Excerpts from a figure dataset:
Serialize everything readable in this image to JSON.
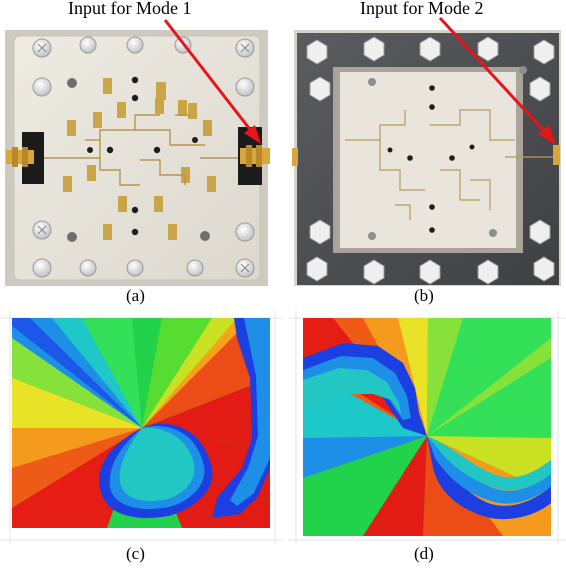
{
  "figure": {
    "annotations": {
      "mode1": "Input for Mode 1",
      "mode2": "Input for Mode 2"
    },
    "captions": {
      "a": "(a)",
      "b": "(b)",
      "c": "(c)",
      "d": "(d)"
    },
    "colors": {
      "arrow": "#e8141a",
      "board": "#f2efe8",
      "frame": "#4d4e52",
      "trace": "#c9a548",
      "port": "#d9a63a",
      "bolt": "#f4f4f4"
    },
    "icons": {
      "left_photo": "antenna-board-photo",
      "right_photo": "cavity-frame-photo",
      "left_map": "phase-distribution-map",
      "right_map": "phase-distribution-map"
    }
  }
}
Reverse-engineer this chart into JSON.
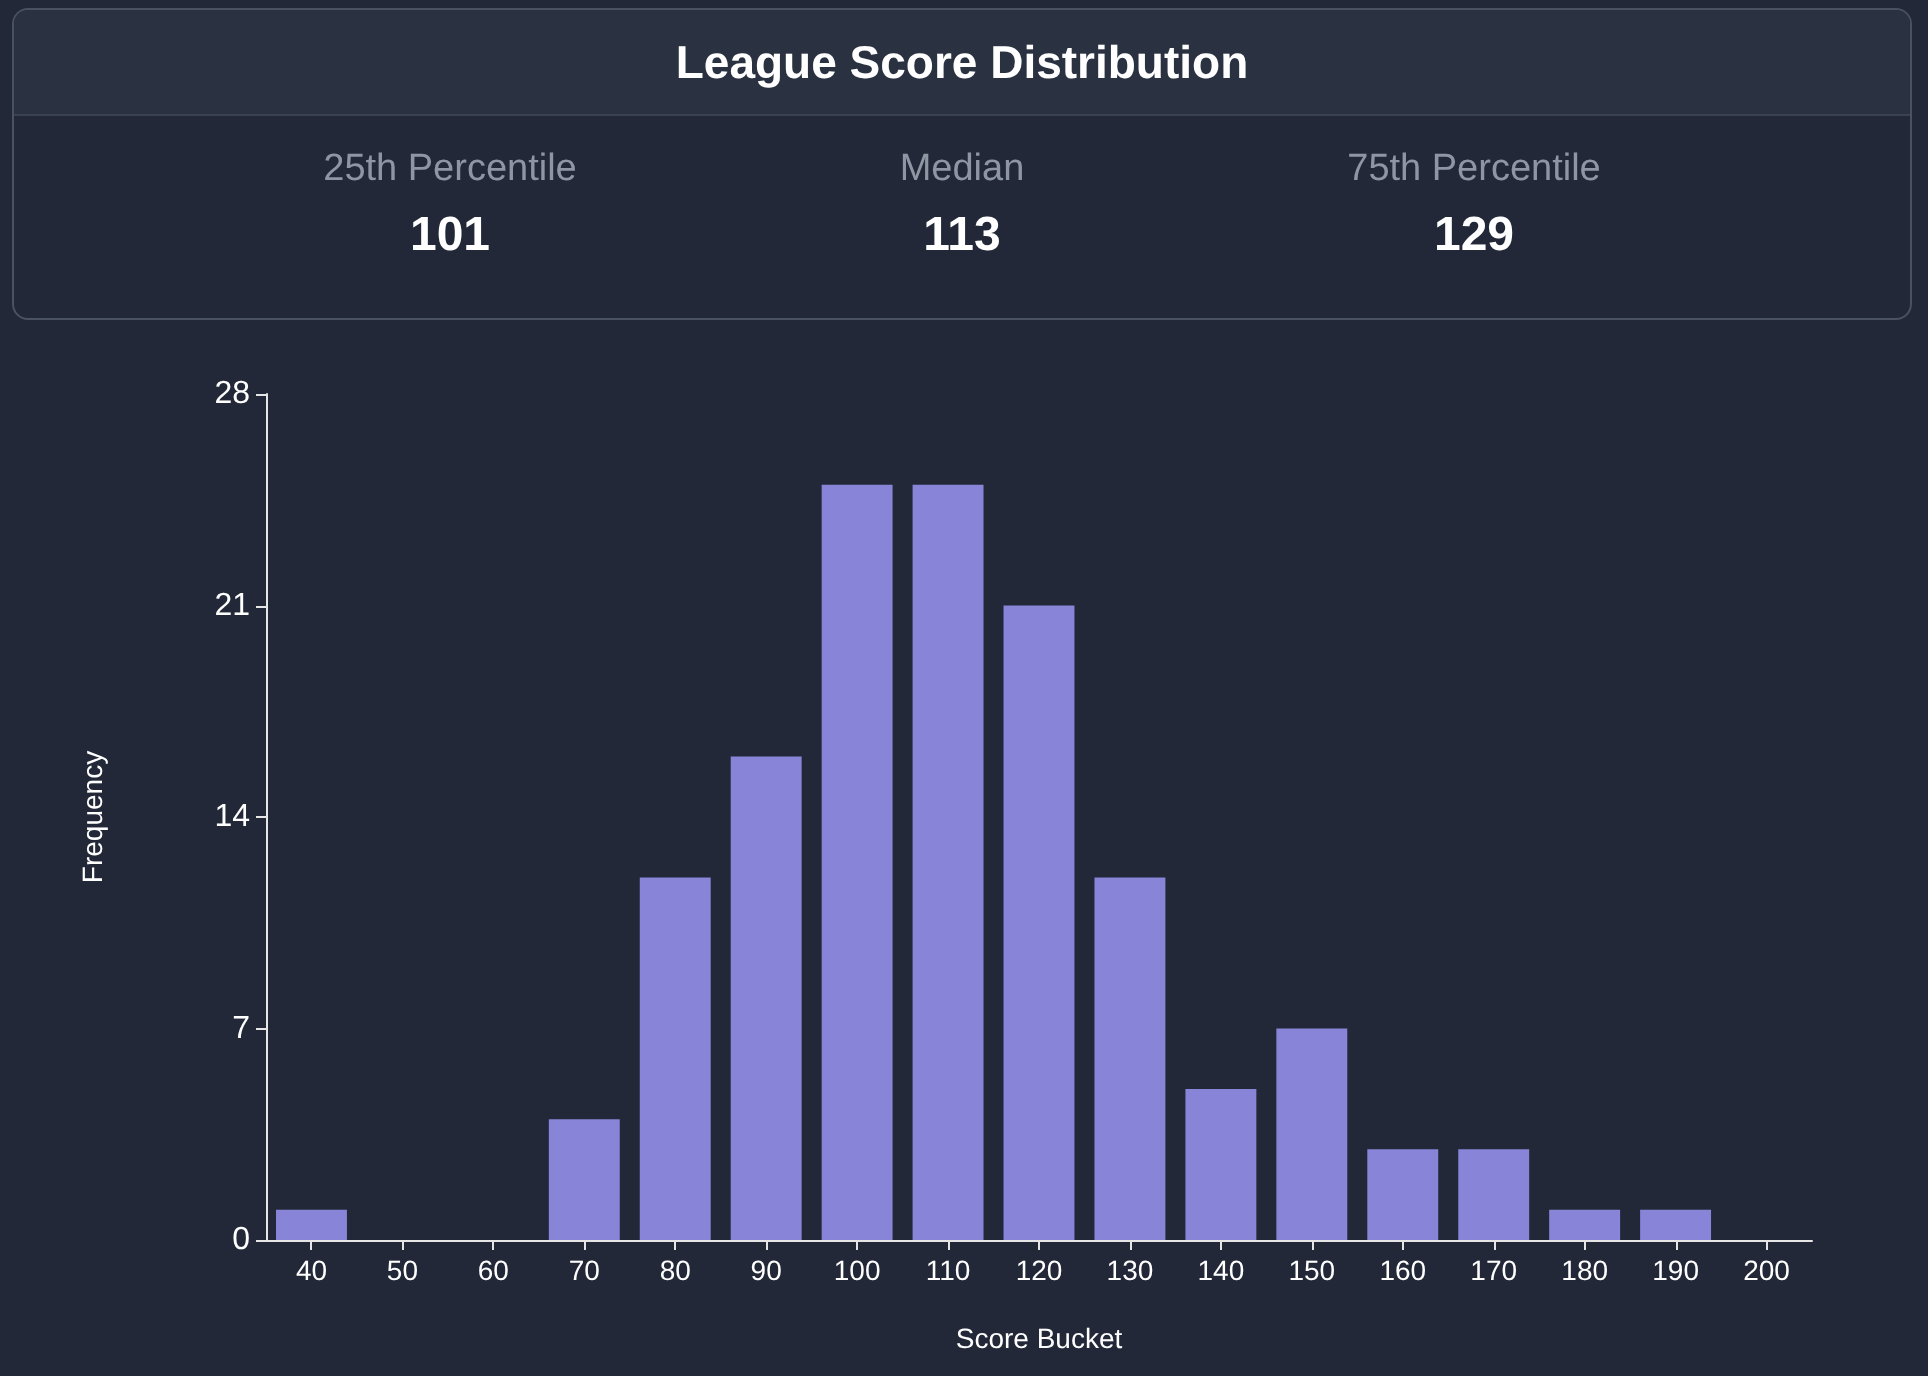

▶ Exercise objective
Repeat the records above verbatim, with no pictures in the result.

▶ Answer below
Serialize everything readable in this image to JSON.
{
  "figure": {
    "annotations": {
      "mode1": "Input for Mode 1",
      "mode2": "Input for Mode 2"
    },
    "captions": {
      "a": "(a)",
      "b": "(b)",
      "c": "(c)",
      "d": "(d)"
    },
    "colors": {
      "arrow": "#e8141a",
      "board": "#f2efe8",
      "frame": "#4d4e52",
      "trace": "#c9a548",
      "port": "#d9a63a",
      "bolt": "#f4f4f4"
    },
    "icons": {
      "left_photo": "antenna-board-photo",
      "right_photo": "cavity-frame-photo",
      "left_map": "phase-distribution-map",
      "right_map": "phase-distribution-map"
    }
  }
}
Reverse-engineer this chart into JSON.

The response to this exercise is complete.